▶ [The records]

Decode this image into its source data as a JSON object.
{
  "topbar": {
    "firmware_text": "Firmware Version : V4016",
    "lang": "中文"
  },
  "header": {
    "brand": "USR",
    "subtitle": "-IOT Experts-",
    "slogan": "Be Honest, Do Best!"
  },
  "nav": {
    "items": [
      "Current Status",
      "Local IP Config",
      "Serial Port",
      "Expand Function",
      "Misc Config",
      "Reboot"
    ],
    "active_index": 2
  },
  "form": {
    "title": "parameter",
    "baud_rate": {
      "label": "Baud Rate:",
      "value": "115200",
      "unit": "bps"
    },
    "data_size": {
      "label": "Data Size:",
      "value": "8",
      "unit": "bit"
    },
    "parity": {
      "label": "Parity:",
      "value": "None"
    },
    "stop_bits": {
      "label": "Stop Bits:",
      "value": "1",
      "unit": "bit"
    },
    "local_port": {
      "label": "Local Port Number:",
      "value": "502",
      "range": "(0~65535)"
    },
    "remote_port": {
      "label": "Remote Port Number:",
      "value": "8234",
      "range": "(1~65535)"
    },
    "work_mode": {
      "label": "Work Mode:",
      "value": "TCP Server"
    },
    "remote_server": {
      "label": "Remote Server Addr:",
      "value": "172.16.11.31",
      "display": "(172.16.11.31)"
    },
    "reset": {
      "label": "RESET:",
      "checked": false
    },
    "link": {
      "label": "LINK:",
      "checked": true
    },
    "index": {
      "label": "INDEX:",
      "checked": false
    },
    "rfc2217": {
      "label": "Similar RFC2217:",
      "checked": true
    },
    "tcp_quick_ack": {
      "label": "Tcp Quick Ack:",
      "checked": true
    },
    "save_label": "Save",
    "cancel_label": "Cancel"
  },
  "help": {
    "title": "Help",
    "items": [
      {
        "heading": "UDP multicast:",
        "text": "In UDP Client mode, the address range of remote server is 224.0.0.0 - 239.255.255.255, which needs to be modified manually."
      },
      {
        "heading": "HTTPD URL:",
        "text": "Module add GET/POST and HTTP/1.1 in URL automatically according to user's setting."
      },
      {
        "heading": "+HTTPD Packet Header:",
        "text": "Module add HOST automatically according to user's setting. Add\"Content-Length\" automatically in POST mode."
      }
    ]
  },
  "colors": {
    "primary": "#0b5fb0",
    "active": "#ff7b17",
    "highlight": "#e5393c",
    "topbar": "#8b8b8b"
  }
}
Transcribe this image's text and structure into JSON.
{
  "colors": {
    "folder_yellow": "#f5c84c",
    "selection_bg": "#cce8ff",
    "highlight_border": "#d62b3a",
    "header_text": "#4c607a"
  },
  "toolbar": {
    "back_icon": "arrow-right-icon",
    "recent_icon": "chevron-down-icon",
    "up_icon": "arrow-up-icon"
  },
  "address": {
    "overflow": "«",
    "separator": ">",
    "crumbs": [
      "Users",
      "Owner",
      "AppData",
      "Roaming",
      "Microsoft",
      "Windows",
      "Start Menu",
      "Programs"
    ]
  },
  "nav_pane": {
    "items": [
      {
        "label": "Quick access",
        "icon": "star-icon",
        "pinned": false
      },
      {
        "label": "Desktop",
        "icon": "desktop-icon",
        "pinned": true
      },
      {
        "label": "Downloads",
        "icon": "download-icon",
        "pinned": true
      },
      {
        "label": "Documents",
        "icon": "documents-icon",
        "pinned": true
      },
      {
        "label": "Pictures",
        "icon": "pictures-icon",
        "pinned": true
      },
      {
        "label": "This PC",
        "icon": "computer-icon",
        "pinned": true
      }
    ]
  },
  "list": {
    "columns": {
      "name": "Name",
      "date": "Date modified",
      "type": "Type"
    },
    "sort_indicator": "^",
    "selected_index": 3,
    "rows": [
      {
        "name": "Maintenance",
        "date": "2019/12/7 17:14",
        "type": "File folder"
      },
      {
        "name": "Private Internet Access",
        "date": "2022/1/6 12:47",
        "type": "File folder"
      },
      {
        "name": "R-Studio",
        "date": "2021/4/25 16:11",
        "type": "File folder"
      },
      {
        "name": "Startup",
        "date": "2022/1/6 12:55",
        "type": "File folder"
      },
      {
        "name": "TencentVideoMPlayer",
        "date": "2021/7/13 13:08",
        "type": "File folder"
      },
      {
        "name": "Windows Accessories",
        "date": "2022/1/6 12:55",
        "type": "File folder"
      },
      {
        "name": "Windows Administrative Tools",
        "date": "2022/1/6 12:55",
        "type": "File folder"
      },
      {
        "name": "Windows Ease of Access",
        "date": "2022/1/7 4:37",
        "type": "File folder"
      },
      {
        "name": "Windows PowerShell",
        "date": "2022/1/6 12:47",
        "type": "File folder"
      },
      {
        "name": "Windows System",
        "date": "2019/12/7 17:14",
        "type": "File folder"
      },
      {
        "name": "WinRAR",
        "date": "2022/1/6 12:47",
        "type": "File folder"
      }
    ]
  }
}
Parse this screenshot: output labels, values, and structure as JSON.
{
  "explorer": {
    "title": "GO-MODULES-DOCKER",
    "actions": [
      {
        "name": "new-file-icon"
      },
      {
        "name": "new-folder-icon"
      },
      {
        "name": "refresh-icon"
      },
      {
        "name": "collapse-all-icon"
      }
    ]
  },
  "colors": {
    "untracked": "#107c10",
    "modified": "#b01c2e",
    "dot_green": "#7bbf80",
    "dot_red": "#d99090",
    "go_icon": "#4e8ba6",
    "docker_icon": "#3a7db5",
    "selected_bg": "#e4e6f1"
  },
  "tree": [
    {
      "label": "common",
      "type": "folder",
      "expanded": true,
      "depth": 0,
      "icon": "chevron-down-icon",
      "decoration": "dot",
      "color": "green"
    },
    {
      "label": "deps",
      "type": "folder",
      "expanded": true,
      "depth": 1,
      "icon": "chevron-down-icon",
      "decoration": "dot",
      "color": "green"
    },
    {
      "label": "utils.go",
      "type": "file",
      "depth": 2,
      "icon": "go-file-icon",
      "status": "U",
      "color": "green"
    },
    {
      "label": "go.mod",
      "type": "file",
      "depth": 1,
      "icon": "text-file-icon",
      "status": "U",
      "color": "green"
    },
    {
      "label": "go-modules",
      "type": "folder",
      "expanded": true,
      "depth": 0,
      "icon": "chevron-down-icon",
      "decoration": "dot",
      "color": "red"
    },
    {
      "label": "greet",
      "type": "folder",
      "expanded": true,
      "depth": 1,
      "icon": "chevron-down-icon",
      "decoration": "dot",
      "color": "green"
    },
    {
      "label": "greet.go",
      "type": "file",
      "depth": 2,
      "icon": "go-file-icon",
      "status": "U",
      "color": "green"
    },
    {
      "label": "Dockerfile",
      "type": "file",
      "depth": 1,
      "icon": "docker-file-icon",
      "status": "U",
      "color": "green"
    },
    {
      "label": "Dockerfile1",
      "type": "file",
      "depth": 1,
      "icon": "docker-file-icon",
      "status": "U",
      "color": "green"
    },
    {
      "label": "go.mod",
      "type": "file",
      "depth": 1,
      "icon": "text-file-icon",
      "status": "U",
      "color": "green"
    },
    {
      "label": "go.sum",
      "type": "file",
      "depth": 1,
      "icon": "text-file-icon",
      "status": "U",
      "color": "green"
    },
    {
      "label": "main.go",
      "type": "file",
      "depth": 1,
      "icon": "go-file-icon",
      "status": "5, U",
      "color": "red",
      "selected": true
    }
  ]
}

▶ [Problem to solve]
Repeat the data in its entirety, character for character.

▶ [Task result]
Decode this image into its source data as a JSON object.
{
  "topbar": {
    "firmware_text": "Firmware Version : V4016",
    "lang": "中文"
  },
  "header": {
    "brand": "USR",
    "subtitle": "-IOT Experts-",
    "slogan": "Be Honest, Do Best!"
  },
  "nav": {
    "items": [
      "Current Status",
      "Local IP Config",
      "Serial Port",
      "Expand Function",
      "Misc Config",
      "Reboot"
    ],
    "active_index": 2
  },
  "form": {
    "title": "parameter",
    "baud_rate": {
      "label": "Baud Rate:",
      "value": "115200",
      "unit": "bps"
    },
    "data_size": {
      "label": "Data Size:",
      "value": "8",
      "unit": "bit"
    },
    "parity": {
      "label": "Parity:",
      "value": "None"
    },
    "stop_bits": {
      "label": "Stop Bits:",
      "value": "1",
      "unit": "bit"
    },
    "local_port": {
      "label": "Local Port Number:",
      "value": "502",
      "range": "(0~65535)"
    },
    "remote_port": {
      "label": "Remote Port Number:",
      "value": "8234",
      "range": "(1~65535)"
    },
    "work_mode": {
      "label": "Work Mode:",
      "value": "TCP Server"
    },
    "remote_server": {
      "label": "Remote Server Addr:",
      "value": "172.16.11.31",
      "display": "(172.16.11.31)"
    },
    "reset": {
      "label": "RESET:",
      "checked": false
    },
    "link": {
      "label": "LINK:",
      "checked": true
    },
    "index": {
      "label": "INDEX:",
      "checked": false
    },
    "rfc2217": {
      "label": "Similar RFC2217:",
      "checked": true
    },
    "tcp_quick_ack": {
      "label": "Tcp Quick Ack:",
      "checked": true
    },
    "save_label": "Save",
    "cancel_label": "Cancel"
  },
  "help": {
    "title": "Help",
    "items": [
      {
        "heading": "UDP multicast:",
        "text": "In UDP Client mode, the address range of remote server is 224.0.0.0 - 239.255.255.255, which needs to be modified manually."
      },
      {
        "heading": "HTTPD URL:",
        "text": "Module add GET/POST and HTTP/1.1 in URL automatically according to user's setting."
      },
      {
        "heading": "+HTTPD Packet Header:",
        "text": "Module add HOST automatically according to user's setting. Add\"Content-Length\" automatically in POST mode."
      }
    ]
  },
  "colors": {
    "primary": "#0b5fb0",
    "active": "#ff7b17",
    "highlight": "#e5393c",
    "topbar": "#8b8b8b"
  }
}
Transcribe this image's text and structure into JSON.
{
  "colors": {
    "folder_yellow": "#f5c84c",
    "selection_bg": "#cce8ff",
    "highlight_border": "#d62b3a",
    "header_text": "#4c607a"
  },
  "toolbar": {
    "back_icon": "arrow-right-icon",
    "recent_icon": "chevron-down-icon",
    "up_icon": "arrow-up-icon"
  },
  "address": {
    "overflow": "«",
    "separator": ">",
    "crumbs": [
      "Users",
      "Owner",
      "AppData",
      "Roaming",
      "Microsoft",
      "Windows",
      "Start Menu",
      "Programs"
    ]
  },
  "nav_pane": {
    "items": [
      {
        "label": "Quick access",
        "icon": "star-icon",
        "pinned": false
      },
      {
        "label": "Desktop",
        "icon": "desktop-icon",
        "pinned": true
      },
      {
        "label": "Downloads",
        "icon": "download-icon",
        "pinned": true
      },
      {
        "label": "Documents",
        "icon": "documents-icon",
        "pinned": true
      },
      {
        "label": "Pictures",
        "icon": "pictures-icon",
        "pinned": true
      },
      {
        "label": "This PC",
        "icon": "computer-icon",
        "pinned": true
      }
    ]
  },
  "list": {
    "columns": {
      "name": "Name",
      "date": "Date modified",
      "type": "Type"
    },
    "sort_indicator": "^",
    "selected_index": 3,
    "rows": [
      {
        "name": "Maintenance",
        "date": "2019/12/7 17:14",
        "type": "File folder"
      },
      {
        "name": "Private Internet Access",
        "date": "2022/1/6 12:47",
        "type": "File folder"
      },
      {
        "name": "R-Studio",
        "date": "2021/4/25 16:11",
        "type": "File folder"
      },
      {
        "name": "Startup",
        "date": "2022/1/6 12:55",
        "type": "File folder"
      },
      {
        "name": "TencentVideoMPlayer",
        "date": "2021/7/13 13:08",
        "type": "File folder"
      },
      {
        "name": "Windows Accessories",
        "date": "2022/1/6 12:55",
        "type": "File folder"
      },
      {
        "name": "Windows Administrative Tools",
        "date": "2022/1/6 12:55",
        "type": "File folder"
      },
      {
        "name": "Windows Ease of Access",
        "date": "2022/1/7 4:37",
        "type": "File folder"
      },
      {
        "name": "Windows PowerShell",
        "date": "2022/1/6 12:47",
        "type": "File folder"
      },
      {
        "name": "Windows System",
        "date": "2019/12/7 17:14",
        "type": "File folder"
      },
      {
        "name": "WinRAR",
        "date": "2022/1/6 12:47",
        "type": "File folder"
      }
    ]
  }
}
Parse this screenshot: output labels, values, and structure as JSON.
{
  "explorer": {
    "title": "GO-MODULES-DOCKER",
    "actions": [
      {
        "name": "new-file-icon"
      },
      {
        "name": "new-folder-icon"
      },
      {
        "name": "refresh-icon"
      },
      {
        "name": "collapse-all-icon"
      }
    ]
  },
  "colors": {
    "untracked": "#107c10",
    "modified": "#b01c2e",
    "dot_green": "#7bbf80",
    "dot_red": "#d99090",
    "go_icon": "#4e8ba6",
    "docker_icon": "#3a7db5",
    "selected_bg": "#e4e6f1"
  },
  "tree": [
    {
      "label": "common",
      "type": "folder",
      "expanded": true,
      "depth": 0,
      "icon": "chevron-down-icon",
      "decoration": "dot",
      "color": "green"
    },
    {
      "label": "deps",
      "type": "folder",
      "expanded": true,
      "depth": 1,
      "icon": "chevron-down-icon",
      "decoration": "dot",
      "color": "green"
    },
    {
      "label": "utils.go",
      "type": "file",
      "depth": 2,
      "icon": "go-file-icon",
      "status": "U",
      "color": "green"
    },
    {
      "label": "go.mod",
      "type": "file",
      "depth": 1,
      "icon": "text-file-icon",
      "status": "U",
      "color": "green"
    },
    {
      "label": "go-modules",
      "type": "folder",
      "expanded": true,
      "depth": 0,
      "icon": "chevron-down-icon",
      "decoration": "dot",
      "color": "red"
    },
    {
      "label": "greet",
      "type": "folder",
      "expanded": true,
      "depth": 1,
      "icon": "chevron-down-icon",
      "decoration": "dot",
      "color": "green"
    },
    {
      "label": "greet.go",
      "type": "file",
      "depth": 2,
      "icon": "go-file-icon",
      "status": "U",
      "color": "green"
    },
    {
      "label": "Dockerfile",
      "type": "file",
      "depth": 1,
      "icon": "docker-file-icon",
      "status": "U",
      "color": "green"
    },
    {
      "label": "Dockerfile1",
      "type": "file",
      "depth": 1,
      "icon": "docker-file-icon",
      "status": "U",
      "color": "green"
    },
    {
      "label": "go.mod",
      "type": "file",
      "depth": 1,
      "icon": "text-file-icon",
      "status": "U",
      "color": "green"
    },
    {
      "label": "go.sum",
      "type": "file",
      "depth": 1,
      "icon": "text-file-icon",
      "status": "U",
      "color": "green"
    },
    {
      "label": "main.go",
      "type": "file",
      "depth": 1,
      "icon": "go-file-icon",
      "status": "5, U",
      "color": "red",
      "selected": true
    }
  ]
}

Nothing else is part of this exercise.